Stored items

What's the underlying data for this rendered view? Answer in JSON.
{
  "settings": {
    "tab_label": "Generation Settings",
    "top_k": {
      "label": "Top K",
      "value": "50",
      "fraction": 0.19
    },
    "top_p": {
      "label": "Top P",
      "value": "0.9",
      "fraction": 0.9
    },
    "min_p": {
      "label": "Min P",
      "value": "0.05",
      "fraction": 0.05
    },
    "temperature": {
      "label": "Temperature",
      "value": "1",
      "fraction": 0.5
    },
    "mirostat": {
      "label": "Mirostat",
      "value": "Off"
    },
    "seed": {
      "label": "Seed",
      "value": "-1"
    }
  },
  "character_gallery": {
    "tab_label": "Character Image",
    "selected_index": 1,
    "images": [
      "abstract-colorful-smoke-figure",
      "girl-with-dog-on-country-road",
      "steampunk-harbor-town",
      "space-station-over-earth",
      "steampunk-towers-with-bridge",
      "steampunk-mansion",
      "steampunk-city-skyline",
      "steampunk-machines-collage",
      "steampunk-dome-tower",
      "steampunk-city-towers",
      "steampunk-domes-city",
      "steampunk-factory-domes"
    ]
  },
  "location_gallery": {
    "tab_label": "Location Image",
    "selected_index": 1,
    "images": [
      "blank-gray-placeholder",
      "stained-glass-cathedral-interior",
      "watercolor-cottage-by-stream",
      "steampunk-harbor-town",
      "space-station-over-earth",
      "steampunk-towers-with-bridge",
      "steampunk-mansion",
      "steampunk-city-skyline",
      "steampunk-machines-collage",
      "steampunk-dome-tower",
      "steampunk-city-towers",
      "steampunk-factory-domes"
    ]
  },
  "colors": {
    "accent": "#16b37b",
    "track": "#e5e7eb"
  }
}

WHAT YOU NEED TO DO:
Nothing may be left out: return each entry exactly as it reads.

RESPONSE BELOW:
What's the underlying data for this rendered view? Answer in JSON.
{
  "settings": {
    "tab_label": "Generation Settings",
    "top_k": {
      "label": "Top K",
      "value": "50",
      "fraction": 0.19
    },
    "top_p": {
      "label": "Top P",
      "value": "0.9",
      "fraction": 0.9
    },
    "min_p": {
      "label": "Min P",
      "value": "0.05",
      "fraction": 0.05
    },
    "temperature": {
      "label": "Temperature",
      "value": "1",
      "fraction": 0.5
    },
    "mirostat": {
      "label": "Mirostat",
      "value": "Off"
    },
    "seed": {
      "label": "Seed",
      "value": "-1"
    }
  },
  "character_gallery": {
    "tab_label": "Character Image",
    "selected_index": 1,
    "images": [
      "abstract-colorful-smoke-figure",
      "girl-with-dog-on-country-road",
      "steampunk-harbor-town",
      "space-station-over-earth",
      "steampunk-towers-with-bridge",
      "steampunk-mansion",
      "steampunk-city-skyline",
      "steampunk-machines-collage",
      "steampunk-dome-tower",
      "steampunk-city-towers",
      "steampunk-domes-city",
      "steampunk-factory-domes"
    ]
  },
  "location_gallery": {
    "tab_label": "Location Image",
    "selected_index": 1,
    "images": [
      "blank-gray-placeholder",
      "stained-glass-cathedral-interior",
      "watercolor-cottage-by-stream",
      "steampunk-harbor-town",
      "space-station-over-earth",
      "steampunk-towers-with-bridge",
      "steampunk-mansion",
      "steampunk-city-skyline",
      "steampunk-machines-collage",
      "steampunk-dome-tower",
      "steampunk-city-towers",
      "steampunk-factory-domes"
    ]
  },
  "colors": {
    "accent": "#16b37b",
    "track": "#e5e7eb"
  }
}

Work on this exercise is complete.